Given task »
Copy each line exactly. Drop every picture.

Provided data »
○ ○ ○

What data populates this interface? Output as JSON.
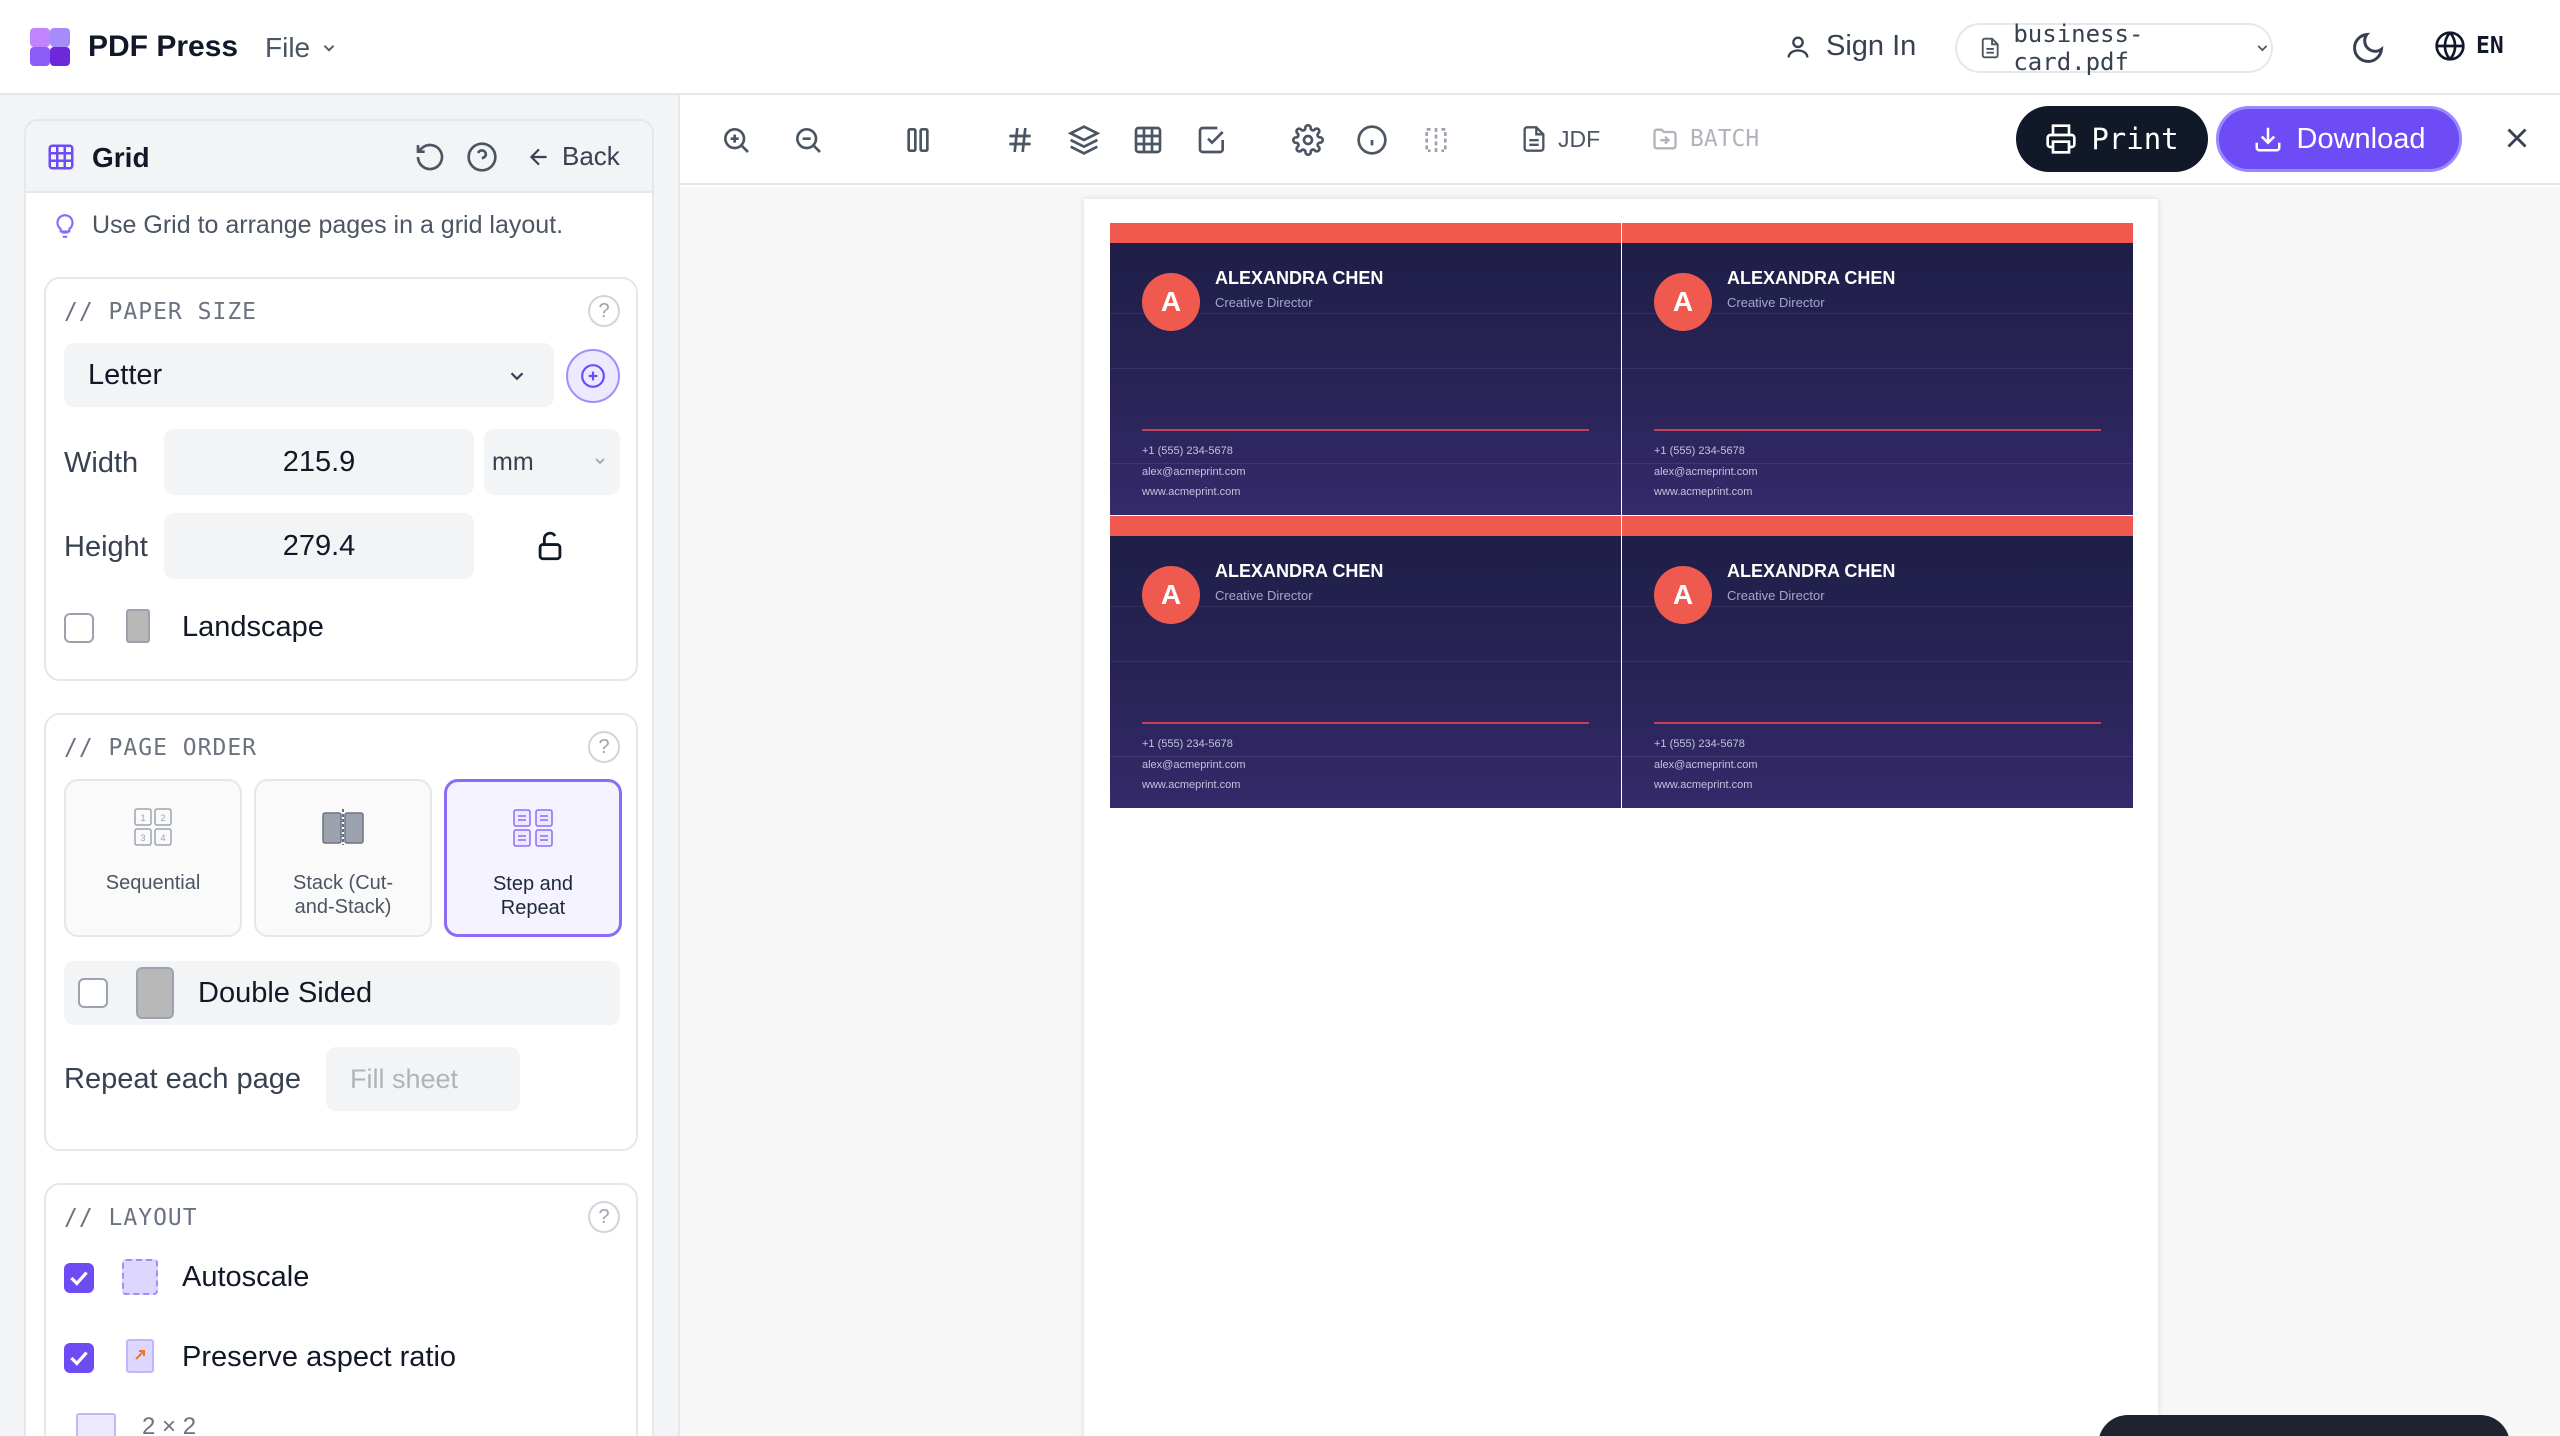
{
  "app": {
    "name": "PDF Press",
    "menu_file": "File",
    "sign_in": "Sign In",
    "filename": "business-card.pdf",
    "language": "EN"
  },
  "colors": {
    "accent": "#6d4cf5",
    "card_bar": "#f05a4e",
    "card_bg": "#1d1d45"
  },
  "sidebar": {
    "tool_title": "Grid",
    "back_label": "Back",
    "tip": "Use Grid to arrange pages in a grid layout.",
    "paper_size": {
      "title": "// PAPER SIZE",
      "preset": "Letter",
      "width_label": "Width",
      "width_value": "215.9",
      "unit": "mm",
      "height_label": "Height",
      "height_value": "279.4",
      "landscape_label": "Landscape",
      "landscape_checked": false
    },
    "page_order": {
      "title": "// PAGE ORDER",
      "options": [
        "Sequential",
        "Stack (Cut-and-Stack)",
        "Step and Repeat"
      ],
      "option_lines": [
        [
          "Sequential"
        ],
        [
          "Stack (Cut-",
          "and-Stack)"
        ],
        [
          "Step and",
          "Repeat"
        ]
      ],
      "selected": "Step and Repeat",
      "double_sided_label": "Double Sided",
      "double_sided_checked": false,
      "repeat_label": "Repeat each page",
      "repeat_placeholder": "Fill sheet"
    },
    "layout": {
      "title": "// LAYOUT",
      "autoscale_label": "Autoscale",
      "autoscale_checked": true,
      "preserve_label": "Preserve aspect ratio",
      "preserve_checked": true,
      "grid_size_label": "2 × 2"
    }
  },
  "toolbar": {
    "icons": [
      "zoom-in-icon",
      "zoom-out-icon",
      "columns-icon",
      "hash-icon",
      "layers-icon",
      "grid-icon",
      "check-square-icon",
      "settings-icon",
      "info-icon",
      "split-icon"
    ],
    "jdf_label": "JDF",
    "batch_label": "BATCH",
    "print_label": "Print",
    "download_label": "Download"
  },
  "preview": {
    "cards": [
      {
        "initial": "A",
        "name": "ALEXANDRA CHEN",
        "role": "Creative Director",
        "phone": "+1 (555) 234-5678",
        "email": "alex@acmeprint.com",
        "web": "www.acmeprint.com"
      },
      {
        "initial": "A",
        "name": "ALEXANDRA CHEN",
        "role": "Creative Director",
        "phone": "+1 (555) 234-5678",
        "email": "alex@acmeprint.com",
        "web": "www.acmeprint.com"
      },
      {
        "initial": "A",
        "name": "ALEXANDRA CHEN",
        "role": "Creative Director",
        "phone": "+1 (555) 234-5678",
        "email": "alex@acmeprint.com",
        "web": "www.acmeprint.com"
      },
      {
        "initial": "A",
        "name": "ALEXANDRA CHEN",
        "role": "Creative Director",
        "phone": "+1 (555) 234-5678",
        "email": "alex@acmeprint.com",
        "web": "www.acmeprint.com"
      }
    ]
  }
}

○ ○ ○

Answer to the problem »
What data populates this interface? Output as JSON.
{
  "app": {
    "name": "PDF Press",
    "menu_file": "File",
    "sign_in": "Sign In",
    "filename": "business-card.pdf",
    "language": "EN"
  },
  "colors": {
    "accent": "#6d4cf5",
    "card_bar": "#f05a4e",
    "card_bg": "#1d1d45"
  },
  "sidebar": {
    "tool_title": "Grid",
    "back_label": "Back",
    "tip": "Use Grid to arrange pages in a grid layout.",
    "paper_size": {
      "title": "// PAPER SIZE",
      "preset": "Letter",
      "width_label": "Width",
      "width_value": "215.9",
      "unit": "mm",
      "height_label": "Height",
      "height_value": "279.4",
      "landscape_label": "Landscape",
      "landscape_checked": false
    },
    "page_order": {
      "title": "// PAGE ORDER",
      "options": [
        "Sequential",
        "Stack (Cut-and-Stack)",
        "Step and Repeat"
      ],
      "option_lines": [
        [
          "Sequential"
        ],
        [
          "Stack (Cut-",
          "and-Stack)"
        ],
        [
          "Step and",
          "Repeat"
        ]
      ],
      "selected": "Step and Repeat",
      "double_sided_label": "Double Sided",
      "double_sided_checked": false,
      "repeat_label": "Repeat each page",
      "repeat_placeholder": "Fill sheet"
    },
    "layout": {
      "title": "// LAYOUT",
      "autoscale_label": "Autoscale",
      "autoscale_checked": true,
      "preserve_label": "Preserve aspect ratio",
      "preserve_checked": true,
      "grid_size_label": "2 × 2"
    }
  },
  "toolbar": {
    "icons": [
      "zoom-in-icon",
      "zoom-out-icon",
      "columns-icon",
      "hash-icon",
      "layers-icon",
      "grid-icon",
      "check-square-icon",
      "settings-icon",
      "info-icon",
      "split-icon"
    ],
    "jdf_label": "JDF",
    "batch_label": "BATCH",
    "print_label": "Print",
    "download_label": "Download"
  },
  "preview": {
    "cards": [
      {
        "initial": "A",
        "name": "ALEXANDRA CHEN",
        "role": "Creative Director",
        "phone": "+1 (555) 234-5678",
        "email": "alex@acmeprint.com",
        "web": "www.acmeprint.com"
      },
      {
        "initial": "A",
        "name": "ALEXANDRA CHEN",
        "role": "Creative Director",
        "phone": "+1 (555) 234-5678",
        "email": "alex@acmeprint.com",
        "web": "www.acmeprint.com"
      },
      {
        "initial": "A",
        "name": "ALEXANDRA CHEN",
        "role": "Creative Director",
        "phone": "+1 (555) 234-5678",
        "email": "alex@acmeprint.com",
        "web": "www.acmeprint.com"
      },
      {
        "initial": "A",
        "name": "ALEXANDRA CHEN",
        "role": "Creative Director",
        "phone": "+1 (555) 234-5678",
        "email": "alex@acmeprint.com",
        "web": "www.acmeprint.com"
      }
    ]
  }
}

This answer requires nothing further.